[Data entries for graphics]

####################

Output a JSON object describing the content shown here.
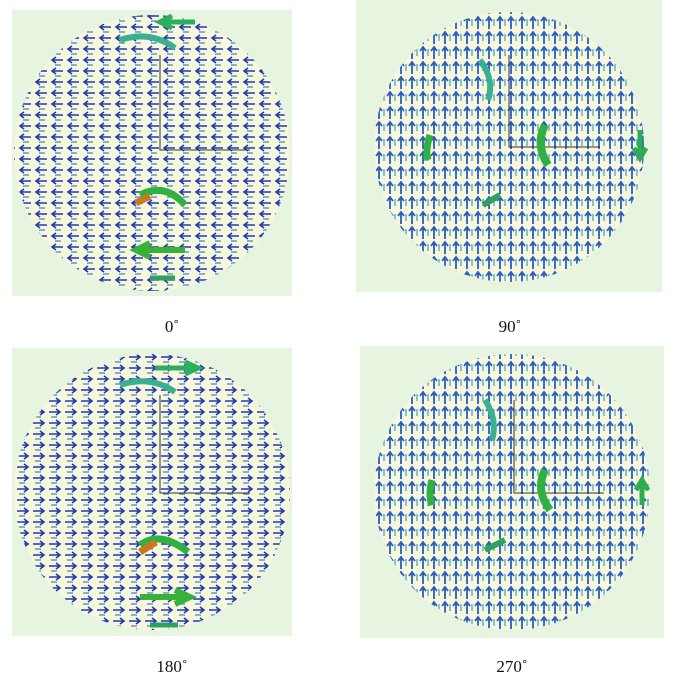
{
  "panels": [
    {
      "label": "0˚"
    },
    {
      "label": "90˚"
    },
    {
      "label": "180˚"
    },
    {
      "label": "270˚"
    }
  ]
}
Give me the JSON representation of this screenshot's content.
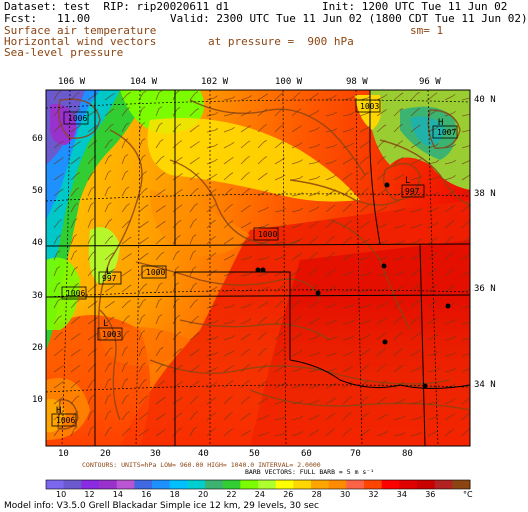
{
  "header": {
    "dataset": "Dataset: test  RIP: rip20020611 d1",
    "init": "Init: 1200 UTC Tue 11 Jun 02",
    "fcst": "Fcst:   11.00",
    "valid": "Valid: 2300 UTC Tue 11 Jun 02 (1800 CDT Tue 11 Jun 02)",
    "field1": "Surface air temperature",
    "sm": "sm= 1",
    "field2": "Horizontal wind vectors",
    "pressure": "at pressure =  900 hPa",
    "field3": "Sea-level pressure"
  },
  "map": {
    "lon_labels": [
      "106 W",
      "104 W",
      "102 W",
      "100 W",
      "98 W",
      "96 W"
    ],
    "lat_labels": [
      "40 N",
      "38 N",
      "36 N",
      "34 N"
    ],
    "x_ticks": [
      "10",
      "20",
      "30",
      "40",
      "50",
      "60",
      "70",
      "80"
    ],
    "y_ticks": [
      "10",
      "20",
      "30",
      "40",
      "50",
      "60"
    ],
    "pressure_labels": [
      "1006",
      "1006",
      "997",
      "1000",
      "1006",
      "1003",
      "997",
      "1000",
      "1007",
      "1003"
    ],
    "center_markers": [
      "L",
      "L",
      "L",
      "H",
      "H"
    ]
  },
  "footer": {
    "contours": "CONTOURS:  UNITS=hPa   LOW=  960.00      HIGH=  1040.0      INTERVAL=     2.0000",
    "barbs": "BARB VECTORS:  FULL BARB = 5 m s⁻¹",
    "model_info": "Model info: V3.5.0  Grell    Blackadar  Simple ice    12 km, 29 levels,   30 sec"
  },
  "colorbar": {
    "labels": [
      "10",
      "12",
      "14",
      "16",
      "18",
      "20",
      "22",
      "24",
      "26",
      "28",
      "30",
      "32",
      "34",
      "36"
    ],
    "unit": "°C",
    "colors": [
      "#7b68ee",
      "#6a5acd",
      "#8a2be2",
      "#9932cc",
      "#ba55d3",
      "#4169e1",
      "#1e90ff",
      "#00bfff",
      "#00ced1",
      "#3cb371",
      "#32cd32",
      "#7cfc00",
      "#adff2f",
      "#ffff00",
      "#ffd700",
      "#ffa500",
      "#ff8c00",
      "#ff6347",
      "#ff4500",
      "#ff0000",
      "#e00000",
      "#c80000",
      "#b22222",
      "#8b4513"
    ]
  }
}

####################

Set each line of the records down exactly, leaving every picture out.

Output a JSON object describing the content shown here.
{
  "panels": [
    {
      "label": "0˚"
    },
    {
      "label": "90˚"
    },
    {
      "label": "180˚"
    },
    {
      "label": "270˚"
    }
  ]
}
Give me the JSON representation of this screenshot's content.
{
  "header": {
    "dataset": "Dataset: test  RIP: rip20020611 d1",
    "init": "Init: 1200 UTC Tue 11 Jun 02",
    "fcst": "Fcst:   11.00",
    "valid": "Valid: 2300 UTC Tue 11 Jun 02 (1800 CDT Tue 11 Jun 02)",
    "field1": "Surface air temperature",
    "sm": "sm= 1",
    "field2": "Horizontal wind vectors",
    "pressure": "at pressure =  900 hPa",
    "field3": "Sea-level pressure"
  },
  "map": {
    "lon_labels": [
      "106 W",
      "104 W",
      "102 W",
      "100 W",
      "98 W",
      "96 W"
    ],
    "lat_labels": [
      "40 N",
      "38 N",
      "36 N",
      "34 N"
    ],
    "x_ticks": [
      "10",
      "20",
      "30",
      "40",
      "50",
      "60",
      "70",
      "80"
    ],
    "y_ticks": [
      "10",
      "20",
      "30",
      "40",
      "50",
      "60"
    ],
    "pressure_labels": [
      "1006",
      "1006",
      "997",
      "1000",
      "1006",
      "1003",
      "997",
      "1000",
      "1007",
      "1003"
    ],
    "center_markers": [
      "L",
      "L",
      "L",
      "H",
      "H"
    ]
  },
  "footer": {
    "contours": "CONTOURS:  UNITS=hPa   LOW=  960.00      HIGH=  1040.0      INTERVAL=     2.0000",
    "barbs": "BARB VECTORS:  FULL BARB = 5 m s⁻¹",
    "model_info": "Model info: V3.5.0  Grell    Blackadar  Simple ice    12 km, 29 levels,   30 sec"
  },
  "colorbar": {
    "labels": [
      "10",
      "12",
      "14",
      "16",
      "18",
      "20",
      "22",
      "24",
      "26",
      "28",
      "30",
      "32",
      "34",
      "36"
    ],
    "unit": "°C",
    "colors": [
      "#7b68ee",
      "#6a5acd",
      "#8a2be2",
      "#9932cc",
      "#ba55d3",
      "#4169e1",
      "#1e90ff",
      "#00bfff",
      "#00ced1",
      "#3cb371",
      "#32cd32",
      "#7cfc00",
      "#adff2f",
      "#ffff00",
      "#ffd700",
      "#ffa500",
      "#ff8c00",
      "#ff6347",
      "#ff4500",
      "#ff0000",
      "#e00000",
      "#c80000",
      "#b22222",
      "#8b4513"
    ]
  }
}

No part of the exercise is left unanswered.